__WORK REQUIRED__:
Filter the entries below, keeping every line that has the word "Obama".
>> Begin RECORDS FOR THE TASK
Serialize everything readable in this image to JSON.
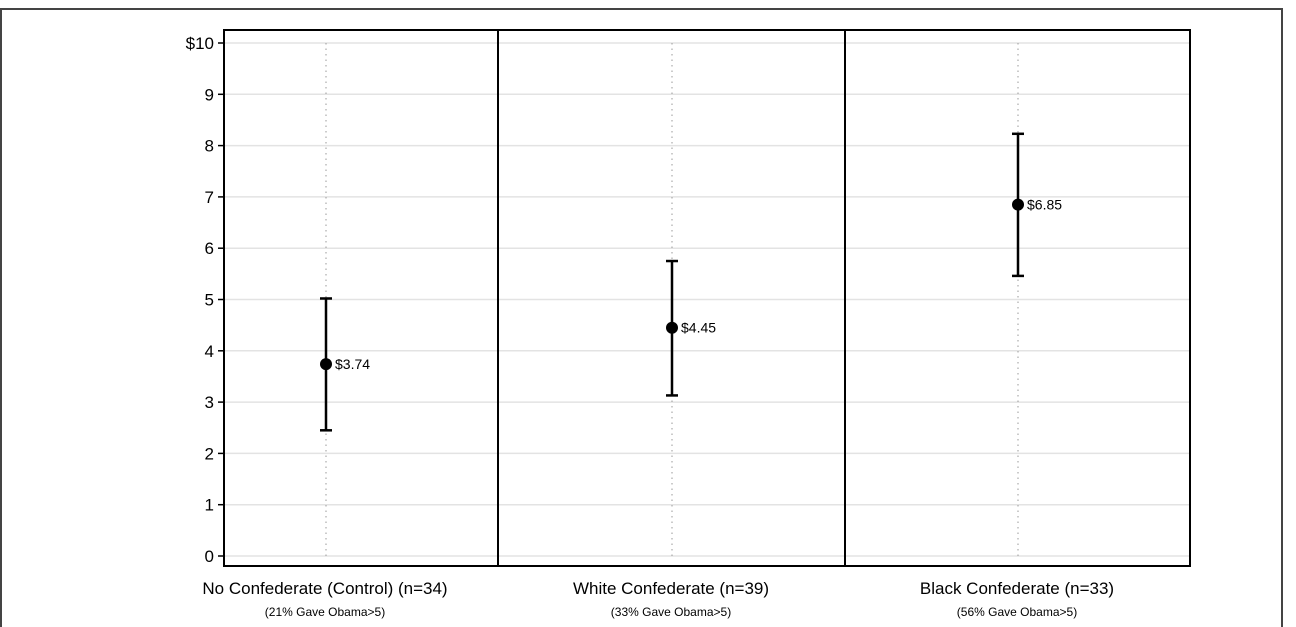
{
  "chart_data": {
    "type": "scatter",
    "subtype": "point-estimate-with-error-bars",
    "ylim": [
      0,
      10
    ],
    "ytick_labels": [
      "0",
      "1",
      "2",
      "3",
      "4",
      "5",
      "6",
      "7",
      "8",
      "9",
      "$10"
    ],
    "grid": "horizontal",
    "panels": [
      {
        "category": "No Confederate (Control) (n=34)",
        "sublabel": "(21% Gave Obama>5)",
        "value": 3.74,
        "lower": 2.45,
        "upper": 5.02,
        "value_label": "$3.74"
      },
      {
        "category": "White Confederate (n=39)",
        "sublabel": "(33% Gave Obama>5)",
        "value": 4.45,
        "lower": 3.13,
        "upper": 5.75,
        "value_label": "$4.45"
      },
      {
        "category": "Black Confederate (n=33)",
        "sublabel": "(56% Gave Obama>5)",
        "value": 6.85,
        "lower": 5.46,
        "upper": 8.23,
        "value_label": "$6.85"
      }
    ],
    "colors": {
      "marker": "#000000",
      "grid": "#e3e3e3",
      "axis": "#000000",
      "guide": "#999999"
    }
  }
}
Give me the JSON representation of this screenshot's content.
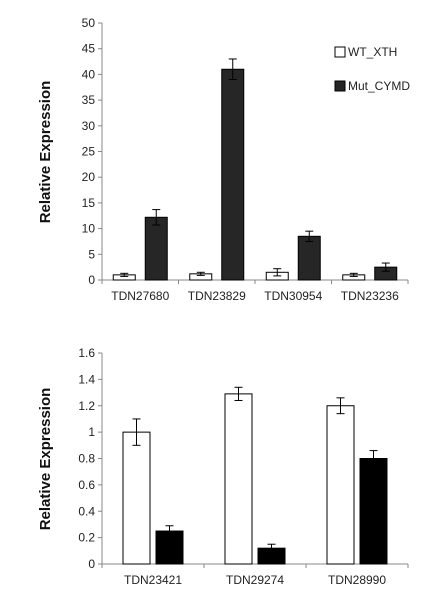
{
  "chart_data": [
    {
      "type": "bar",
      "ylabel": "Relative Expression",
      "ylim": [
        0,
        50
      ],
      "yticks": [
        0,
        5,
        10,
        15,
        20,
        25,
        30,
        35,
        40,
        45,
        50
      ],
      "categories": [
        "TDN27680",
        "TDN23829",
        "TDN30954",
        "TDN23236"
      ],
      "legend": "top-right",
      "series": [
        {
          "name": "WT_XTH",
          "color": "#ffffff",
          "values": [
            1.0,
            1.2,
            1.5,
            1.0
          ],
          "errors": [
            0.3,
            0.3,
            0.7,
            0.3
          ]
        },
        {
          "name": "Mut_CYMD",
          "color": "#262626",
          "values": [
            12.2,
            41.0,
            8.5,
            2.5
          ],
          "errors": [
            1.5,
            2.0,
            1.0,
            0.8
          ]
        }
      ]
    },
    {
      "type": "bar",
      "ylabel": "Relative Expression",
      "ylim": [
        0,
        1.6
      ],
      "yticks": [
        "0",
        "0.2",
        "0.4",
        "0.6",
        "0.8",
        "1",
        "1.2",
        "1.4",
        "1.6"
      ],
      "categories": [
        "TDN23421",
        "TDN29274",
        "TDN28990"
      ],
      "series": [
        {
          "name": "",
          "color": "#ffffff",
          "values": [
            1.0,
            1.29,
            1.2
          ],
          "errors": [
            0.1,
            0.05,
            0.06
          ]
        },
        {
          "name": "",
          "color": "#000000",
          "values": [
            0.25,
            0.12,
            0.8
          ],
          "errors": [
            0.04,
            0.03,
            0.06
          ]
        }
      ]
    }
  ]
}
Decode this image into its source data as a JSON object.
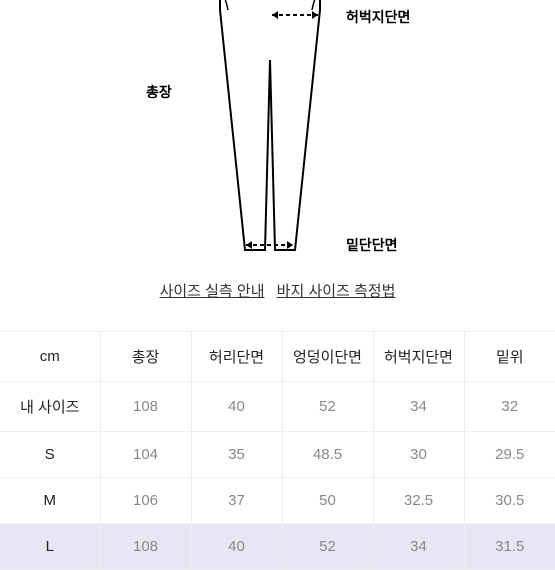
{
  "diagram": {
    "labels": {
      "total_length": "총장",
      "thigh_section": "허벅지단면",
      "hem_section": "밑단단면"
    }
  },
  "links": {
    "size_guide": "사이즈 실측 안내",
    "pants_measure": "바지 사이즈 측정법"
  },
  "table": {
    "unit": "cm",
    "columns": [
      "총장",
      "허리단면",
      "엉덩이단면",
      "허벅지단면",
      "밑위"
    ],
    "rows": [
      {
        "label": "내 사이즈",
        "values": [
          "108",
          "40",
          "52",
          "34",
          "32"
        ],
        "highlight": false
      },
      {
        "label": "S",
        "values": [
          "104",
          "35",
          "48.5",
          "30",
          "29.5"
        ],
        "highlight": false
      },
      {
        "label": "M",
        "values": [
          "106",
          "37",
          "50",
          "32.5",
          "30.5"
        ],
        "highlight": false
      },
      {
        "label": "L",
        "values": [
          "108",
          "40",
          "52",
          "34",
          "31.5"
        ],
        "highlight": true
      }
    ]
  }
}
>> End RECORDS FOR THE TASK
__WRITTEN REPLY__:
        "sublabel": "(21% Gave Obama>5)",
        "sublabel": "(33% Gave Obama>5)",
        "sublabel": "(56% Gave Obama>5)",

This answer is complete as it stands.